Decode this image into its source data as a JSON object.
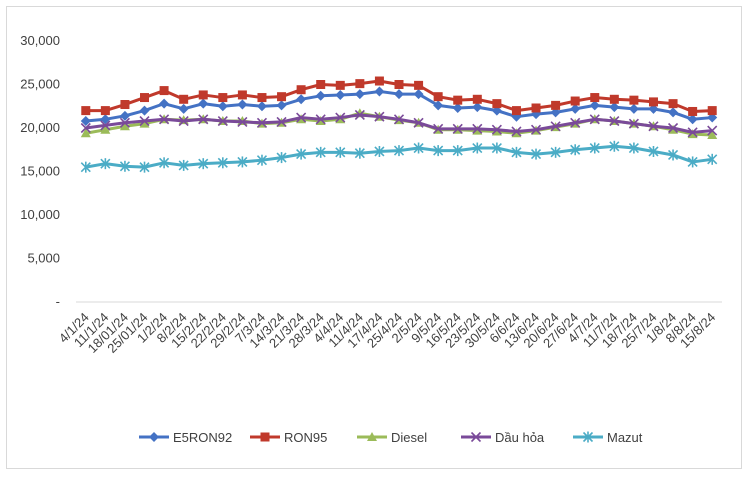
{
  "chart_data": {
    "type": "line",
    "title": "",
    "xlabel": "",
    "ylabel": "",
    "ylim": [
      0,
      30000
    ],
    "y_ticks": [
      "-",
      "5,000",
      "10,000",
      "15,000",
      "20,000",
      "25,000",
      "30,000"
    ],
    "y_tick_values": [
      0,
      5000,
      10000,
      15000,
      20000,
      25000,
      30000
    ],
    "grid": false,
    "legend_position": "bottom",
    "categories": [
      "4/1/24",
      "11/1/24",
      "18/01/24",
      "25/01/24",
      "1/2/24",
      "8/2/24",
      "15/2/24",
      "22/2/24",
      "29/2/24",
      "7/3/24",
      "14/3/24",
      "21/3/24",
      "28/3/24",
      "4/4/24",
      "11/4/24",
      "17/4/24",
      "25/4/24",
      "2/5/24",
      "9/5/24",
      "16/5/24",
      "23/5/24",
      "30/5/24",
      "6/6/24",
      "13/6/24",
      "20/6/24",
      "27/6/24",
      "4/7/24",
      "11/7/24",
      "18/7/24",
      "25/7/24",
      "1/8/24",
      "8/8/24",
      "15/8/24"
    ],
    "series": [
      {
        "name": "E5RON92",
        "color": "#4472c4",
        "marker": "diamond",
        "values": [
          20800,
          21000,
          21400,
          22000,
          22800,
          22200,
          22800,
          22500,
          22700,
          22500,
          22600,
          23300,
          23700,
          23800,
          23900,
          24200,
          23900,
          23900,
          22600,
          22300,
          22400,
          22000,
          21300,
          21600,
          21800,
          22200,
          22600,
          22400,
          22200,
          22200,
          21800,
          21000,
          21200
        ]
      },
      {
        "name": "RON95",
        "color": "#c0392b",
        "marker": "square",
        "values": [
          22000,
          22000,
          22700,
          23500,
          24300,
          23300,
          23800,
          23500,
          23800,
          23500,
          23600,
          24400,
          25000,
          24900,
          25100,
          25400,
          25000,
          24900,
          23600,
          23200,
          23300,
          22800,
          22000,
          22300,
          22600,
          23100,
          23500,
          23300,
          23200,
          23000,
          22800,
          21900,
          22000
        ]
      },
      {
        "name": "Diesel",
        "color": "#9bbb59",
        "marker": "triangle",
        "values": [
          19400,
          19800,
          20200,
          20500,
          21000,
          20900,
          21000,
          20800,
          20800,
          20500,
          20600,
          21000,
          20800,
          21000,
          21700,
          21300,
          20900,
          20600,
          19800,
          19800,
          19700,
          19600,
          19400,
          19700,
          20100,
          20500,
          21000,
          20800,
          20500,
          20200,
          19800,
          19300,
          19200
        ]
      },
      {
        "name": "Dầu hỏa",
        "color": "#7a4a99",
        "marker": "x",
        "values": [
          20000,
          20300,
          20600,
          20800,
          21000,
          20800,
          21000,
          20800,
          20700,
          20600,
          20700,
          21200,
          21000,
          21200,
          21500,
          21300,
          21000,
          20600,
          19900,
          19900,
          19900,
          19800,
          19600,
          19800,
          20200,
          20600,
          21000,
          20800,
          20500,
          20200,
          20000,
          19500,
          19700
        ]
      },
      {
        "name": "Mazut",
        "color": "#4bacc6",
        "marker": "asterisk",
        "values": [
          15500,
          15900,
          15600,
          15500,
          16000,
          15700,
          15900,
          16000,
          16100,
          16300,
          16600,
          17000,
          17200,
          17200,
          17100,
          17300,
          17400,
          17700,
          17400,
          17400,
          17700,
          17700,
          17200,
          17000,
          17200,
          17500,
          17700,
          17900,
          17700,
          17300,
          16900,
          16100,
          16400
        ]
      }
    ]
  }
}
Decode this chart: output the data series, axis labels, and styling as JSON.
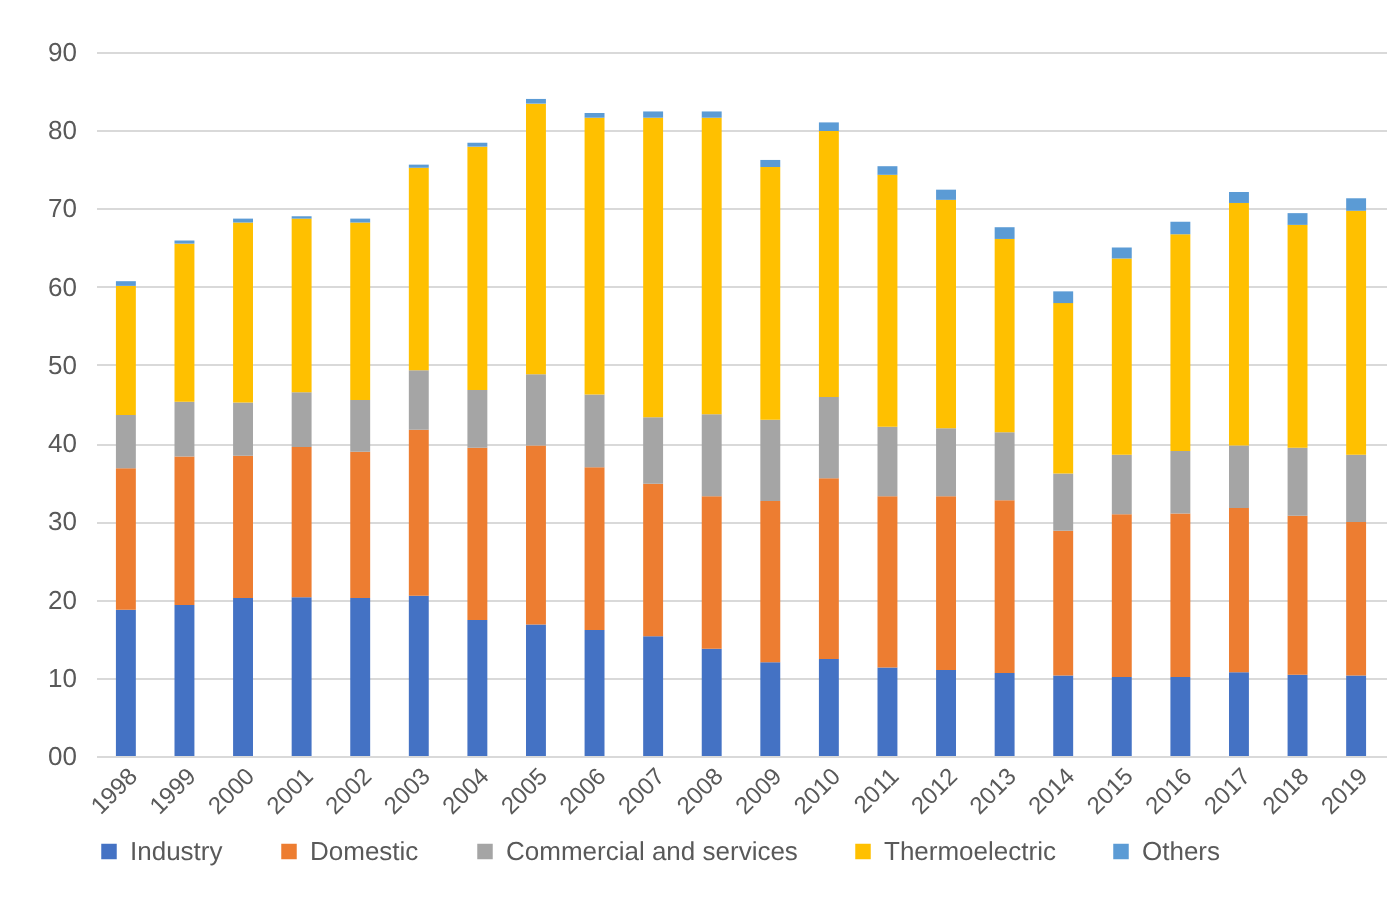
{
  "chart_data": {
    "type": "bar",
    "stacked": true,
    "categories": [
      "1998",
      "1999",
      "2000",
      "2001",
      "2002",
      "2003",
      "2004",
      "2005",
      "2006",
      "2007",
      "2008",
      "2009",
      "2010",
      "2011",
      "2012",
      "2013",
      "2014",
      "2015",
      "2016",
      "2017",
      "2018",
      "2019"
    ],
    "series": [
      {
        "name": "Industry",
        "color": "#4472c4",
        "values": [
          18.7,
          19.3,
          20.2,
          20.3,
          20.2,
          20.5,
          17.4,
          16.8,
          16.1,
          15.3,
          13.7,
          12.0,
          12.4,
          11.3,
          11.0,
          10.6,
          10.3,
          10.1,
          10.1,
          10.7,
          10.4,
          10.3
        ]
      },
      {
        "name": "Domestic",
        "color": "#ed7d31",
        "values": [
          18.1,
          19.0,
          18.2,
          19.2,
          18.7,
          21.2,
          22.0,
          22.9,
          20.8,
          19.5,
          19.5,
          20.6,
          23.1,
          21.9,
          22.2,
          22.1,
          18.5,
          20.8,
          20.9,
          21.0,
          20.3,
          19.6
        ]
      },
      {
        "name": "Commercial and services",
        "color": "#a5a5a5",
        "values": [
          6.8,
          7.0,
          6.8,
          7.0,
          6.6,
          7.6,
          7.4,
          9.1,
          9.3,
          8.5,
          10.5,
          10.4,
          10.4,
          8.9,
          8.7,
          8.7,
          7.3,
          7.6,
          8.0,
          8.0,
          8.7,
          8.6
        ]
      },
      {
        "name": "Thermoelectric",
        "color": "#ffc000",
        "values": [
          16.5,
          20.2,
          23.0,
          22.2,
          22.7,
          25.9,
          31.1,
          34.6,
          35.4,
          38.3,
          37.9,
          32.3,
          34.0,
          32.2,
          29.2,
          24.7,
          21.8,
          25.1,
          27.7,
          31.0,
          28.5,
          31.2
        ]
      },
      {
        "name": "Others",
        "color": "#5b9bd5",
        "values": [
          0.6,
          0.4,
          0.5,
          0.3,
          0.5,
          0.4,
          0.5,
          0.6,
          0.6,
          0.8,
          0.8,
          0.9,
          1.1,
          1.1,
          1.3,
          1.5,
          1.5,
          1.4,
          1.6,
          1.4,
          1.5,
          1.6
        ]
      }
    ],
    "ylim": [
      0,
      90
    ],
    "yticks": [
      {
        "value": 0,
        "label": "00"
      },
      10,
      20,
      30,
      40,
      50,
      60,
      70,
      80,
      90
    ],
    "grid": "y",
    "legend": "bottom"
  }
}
+ + +
Any pictures should be dropped; transcribe the rest of the records above exactly.

Decode this image into its source data as a JSON object.
{
  "chart_data": {
    "type": "line",
    "title": "",
    "xlabel": "",
    "ylabel": "",
    "ylim": [
      0,
      30000
    ],
    "y_ticks": [
      "-",
      "5,000",
      "10,000",
      "15,000",
      "20,000",
      "25,000",
      "30,000"
    ],
    "y_tick_values": [
      0,
      5000,
      10000,
      15000,
      20000,
      25000,
      30000
    ],
    "grid": false,
    "legend_position": "bottom",
    "categories": [
      "4/1/24",
      "11/1/24",
      "18/01/24",
      "25/01/24",
      "1/2/24",
      "8/2/24",
      "15/2/24",
      "22/2/24",
      "29/2/24",
      "7/3/24",
      "14/3/24",
      "21/3/24",
      "28/3/24",
      "4/4/24",
      "11/4/24",
      "17/4/24",
      "25/4/24",
      "2/5/24",
      "9/5/24",
      "16/5/24",
      "23/5/24",
      "30/5/24",
      "6/6/24",
      "13/6/24",
      "20/6/24",
      "27/6/24",
      "4/7/24",
      "11/7/24",
      "18/7/24",
      "25/7/24",
      "1/8/24",
      "8/8/24",
      "15/8/24"
    ],
    "series": [
      {
        "name": "E5RON92",
        "color": "#4472c4",
        "marker": "diamond",
        "values": [
          20800,
          21000,
          21400,
          22000,
          22800,
          22200,
          22800,
          22500,
          22700,
          22500,
          22600,
          23300,
          23700,
          23800,
          23900,
          24200,
          23900,
          23900,
          22600,
          22300,
          22400,
          22000,
          21300,
          21600,
          21800,
          22200,
          22600,
          22400,
          22200,
          22200,
          21800,
          21000,
          21200
        ]
      },
      {
        "name": "RON95",
        "color": "#c0392b",
        "marker": "square",
        "values": [
          22000,
          22000,
          22700,
          23500,
          24300,
          23300,
          23800,
          23500,
          23800,
          23500,
          23600,
          24400,
          25000,
          24900,
          25100,
          25400,
          25000,
          24900,
          23600,
          23200,
          23300,
          22800,
          22000,
          22300,
          22600,
          23100,
          23500,
          23300,
          23200,
          23000,
          22800,
          21900,
          22000
        ]
      },
      {
        "name": "Diesel",
        "color": "#9bbb59",
        "marker": "triangle",
        "values": [
          19400,
          19800,
          20200,
          20500,
          21000,
          20900,
          21000,
          20800,
          20800,
          20500,
          20600,
          21000,
          20800,
          21000,
          21700,
          21300,
          20900,
          20600,
          19800,
          19800,
          19700,
          19600,
          19400,
          19700,
          20100,
          20500,
          21000,
          20800,
          20500,
          20200,
          19800,
          19300,
          19200
        ]
      },
      {
        "name": "Dầu hỏa",
        "color": "#7a4a99",
        "marker": "x",
        "values": [
          20000,
          20300,
          20600,
          20800,
          21000,
          20800,
          21000,
          20800,
          20700,
          20600,
          20700,
          21200,
          21000,
          21200,
          21500,
          21300,
          21000,
          20600,
          19900,
          19900,
          19900,
          19800,
          19600,
          19800,
          20200,
          20600,
          21000,
          20800,
          20500,
          20200,
          20000,
          19500,
          19700
        ]
      },
      {
        "name": "Mazut",
        "color": "#4bacc6",
        "marker": "asterisk",
        "values": [
          15500,
          15900,
          15600,
          15500,
          16000,
          15700,
          15900,
          16000,
          16100,
          16300,
          16600,
          17000,
          17200,
          17200,
          17100,
          17300,
          17400,
          17700,
          17400,
          17400,
          17700,
          17700,
          17200,
          17000,
          17200,
          17500,
          17700,
          17900,
          17700,
          17300,
          16900,
          16100,
          16400
        ]
      }
    ]
  }
}
Decode this chart: output the data series, axis labels, and styling as JSON.
{
  "chart_data": {
    "type": "bar",
    "stacked": true,
    "categories": [
      "1998",
      "1999",
      "2000",
      "2001",
      "2002",
      "2003",
      "2004",
      "2005",
      "2006",
      "2007",
      "2008",
      "2009",
      "2010",
      "2011",
      "2012",
      "2013",
      "2014",
      "2015",
      "2016",
      "2017",
      "2018",
      "2019"
    ],
    "series": [
      {
        "name": "Industry",
        "color": "#4472c4",
        "values": [
          18.7,
          19.3,
          20.2,
          20.3,
          20.2,
          20.5,
          17.4,
          16.8,
          16.1,
          15.3,
          13.7,
          12.0,
          12.4,
          11.3,
          11.0,
          10.6,
          10.3,
          10.1,
          10.1,
          10.7,
          10.4,
          10.3
        ]
      },
      {
        "name": "Domestic",
        "color": "#ed7d31",
        "values": [
          18.1,
          19.0,
          18.2,
          19.2,
          18.7,
          21.2,
          22.0,
          22.9,
          20.8,
          19.5,
          19.5,
          20.6,
          23.1,
          21.9,
          22.2,
          22.1,
          18.5,
          20.8,
          20.9,
          21.0,
          20.3,
          19.6
        ]
      },
      {
        "name": "Commercial and services",
        "color": "#a5a5a5",
        "values": [
          6.8,
          7.0,
          6.8,
          7.0,
          6.6,
          7.6,
          7.4,
          9.1,
          9.3,
          8.5,
          10.5,
          10.4,
          10.4,
          8.9,
          8.7,
          8.7,
          7.3,
          7.6,
          8.0,
          8.0,
          8.7,
          8.6
        ]
      },
      {
        "name": "Thermoelectric",
        "color": "#ffc000",
        "values": [
          16.5,
          20.2,
          23.0,
          22.2,
          22.7,
          25.9,
          31.1,
          34.6,
          35.4,
          38.3,
          37.9,
          32.3,
          34.0,
          32.2,
          29.2,
          24.7,
          21.8,
          25.1,
          27.7,
          31.0,
          28.5,
          31.2
        ]
      },
      {
        "name": "Others",
        "color": "#5b9bd5",
        "values": [
          0.6,
          0.4,
          0.5,
          0.3,
          0.5,
          0.4,
          0.5,
          0.6,
          0.6,
          0.8,
          0.8,
          0.9,
          1.1,
          1.1,
          1.3,
          1.5,
          1.5,
          1.4,
          1.6,
          1.4,
          1.5,
          1.6
        ]
      }
    ],
    "ylim": [
      0,
      90
    ],
    "yticks": [
      {
        "value": 0,
        "label": "00"
      },
      10,
      20,
      30,
      40,
      50,
      60,
      70,
      80,
      90
    ],
    "grid": "y",
    "legend": "bottom"
  }
}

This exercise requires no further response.